_EXERCISE DETAILS_
Count the lines in the rows below that contain the string "front", matching case exactly, and give only the number.

[Dataset excerpt]

****************

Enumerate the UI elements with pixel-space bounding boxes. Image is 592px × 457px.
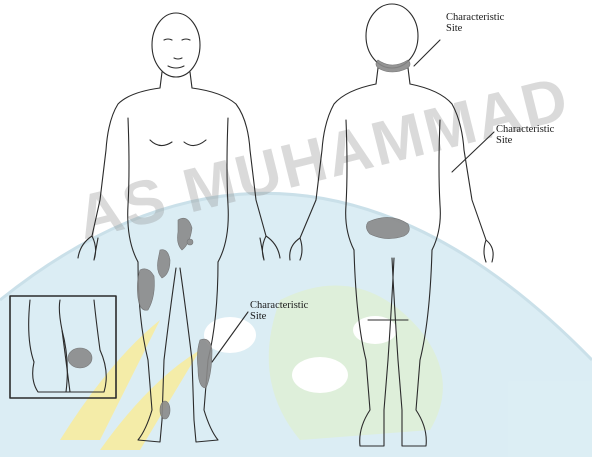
lesion-inset-foot xyxy=(68,348,92,368)
lesion-back-buttocks xyxy=(366,217,409,238)
label-characteristic-site-neck: Characteristic Site xyxy=(446,12,504,34)
lesion-back-neck xyxy=(376,60,410,72)
lesion-front-right-shin xyxy=(197,339,212,388)
leader-line-leg xyxy=(212,312,248,362)
lesion-front-thigh xyxy=(178,218,194,250)
leader-line-neck xyxy=(414,40,440,66)
leader-line-arm xyxy=(452,132,494,172)
lesion-front-left-leg xyxy=(137,250,170,419)
label-characteristic-site-arm: Characteristic Site xyxy=(496,124,554,146)
label-characteristic-site-leg: Characteristic Site xyxy=(250,300,308,322)
inset-foot-detail xyxy=(10,296,116,398)
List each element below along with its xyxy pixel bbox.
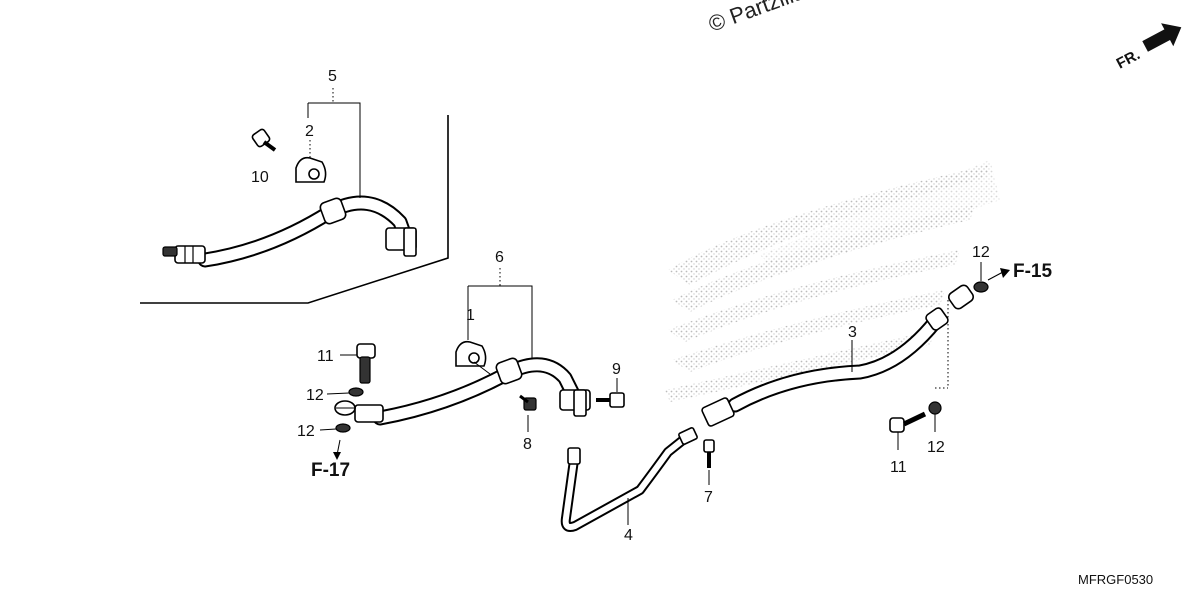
sealing-washer-12-left-upper — [348, 387, 364, 397]
callout-12-left-upper: 12 — [306, 387, 324, 404]
callout-9: 9 — [612, 361, 621, 378]
banjo-fitting-left — [334, 400, 356, 416]
sealing-washer-12-right-lower — [928, 401, 942, 415]
figure-reference-f15[interactable]: F-15 — [1013, 261, 1053, 282]
callout-12-right-lower: 12 — [927, 439, 945, 456]
rear-brake-hose-3 — [701, 284, 975, 427]
banjo-bolt-11-right — [889, 411, 927, 433]
brake-pipe-4 — [560, 427, 698, 532]
bolt-8-icon — [519, 394, 537, 411]
callout-10: 10 — [251, 169, 269, 186]
watermark-wing-logo — [665, 160, 1000, 402]
front-direction-label: FR. — [1114, 46, 1143, 72]
front-direction-indicator: FR. — [1114, 23, 1182, 73]
bolt-7-icon — [703, 439, 715, 468]
hose-clamp-2 — [295, 156, 327, 183]
figure-reference-f17[interactable]: F-17 — [311, 460, 350, 481]
callout-7: 7 — [704, 489, 713, 506]
bolt-9-icon — [596, 392, 625, 408]
callout-5: 5 — [328, 68, 337, 85]
callout-12-left-lower: 12 — [297, 423, 315, 440]
diagram-code: MFRGF0530 — [1078, 572, 1153, 587]
subassembly-frame — [140, 115, 449, 304]
callout-4: 4 — [624, 527, 633, 544]
arrow-right-icon — [1142, 23, 1182, 52]
hose-clamp-1 — [455, 340, 491, 375]
callout-11-left: 11 — [317, 348, 334, 365]
callout-3: 3 — [848, 324, 857, 341]
callout-8: 8 — [523, 436, 532, 453]
sealing-washer-12-right-upper — [973, 281, 989, 293]
callout-6: 6 — [495, 249, 504, 266]
callout-2: 2 — [305, 123, 314, 140]
callout-12-right-upper: 12 — [972, 244, 990, 261]
banjo-bolt-11-left — [356, 343, 376, 384]
callout-1: 1 — [466, 307, 475, 324]
middle-brake-hose — [354, 357, 591, 426]
watermark-text: © Partzilla — [705, 0, 809, 37]
sealing-washer-12-left-lower — [335, 423, 351, 433]
bolt-10-icon — [251, 128, 277, 152]
upper-brake-hose — [162, 195, 417, 268]
callout-11-right: 11 — [890, 459, 907, 476]
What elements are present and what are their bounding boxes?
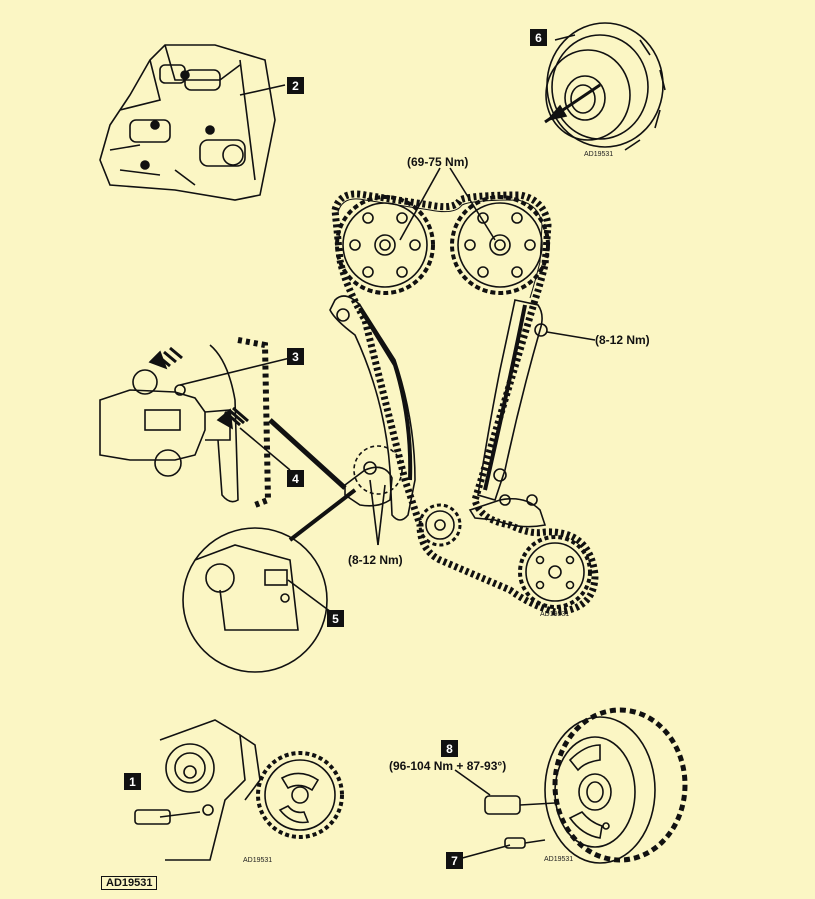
fixed-guide-torque-label: (8-12 Nm) [595,333,650,347]
camshaft-torque-label: (69-75 Nm) [407,155,469,169]
camshaft-housing-illustration [99,44,286,201]
tensioner-rail-torque-label: (8-12 Nm) [348,553,403,567]
callout-8-badge: 8 [441,740,458,757]
timing-chain-assembly [329,167,599,616]
callout-5-badge: 5 [327,610,344,627]
lock-tool-figure-reference: AD19531 [243,857,273,864]
tensioner-lock-detail-illustration [182,488,357,673]
chain-figure-reference: AD19531 [540,611,570,618]
callout-6-badge: 6 [530,29,547,46]
camshaft-vvt-sprocket-illustration [544,22,666,151]
main-figure-reference: AD19531 [101,876,158,890]
tensioner-detail-illustration [99,337,347,508]
crankshaft-locking-tool-illustration [134,719,344,861]
callout-7-badge: 7 [446,852,463,869]
callout-2-badge: 2 [287,77,304,94]
callout-4-badge: 4 [287,470,304,487]
callout-1-badge: 1 [124,773,141,790]
crankshaft-pulley-illustration [454,707,688,864]
vvt-figure-reference: AD19531 [584,151,614,158]
callout-3-badge: 3 [287,348,304,365]
pulley-figure-reference: AD19531 [544,856,574,863]
crank-pulley-torque-label: (96-104 Nm + 87-93°) [389,759,507,773]
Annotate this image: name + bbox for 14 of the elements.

****************

_FULL RESPONSE_
5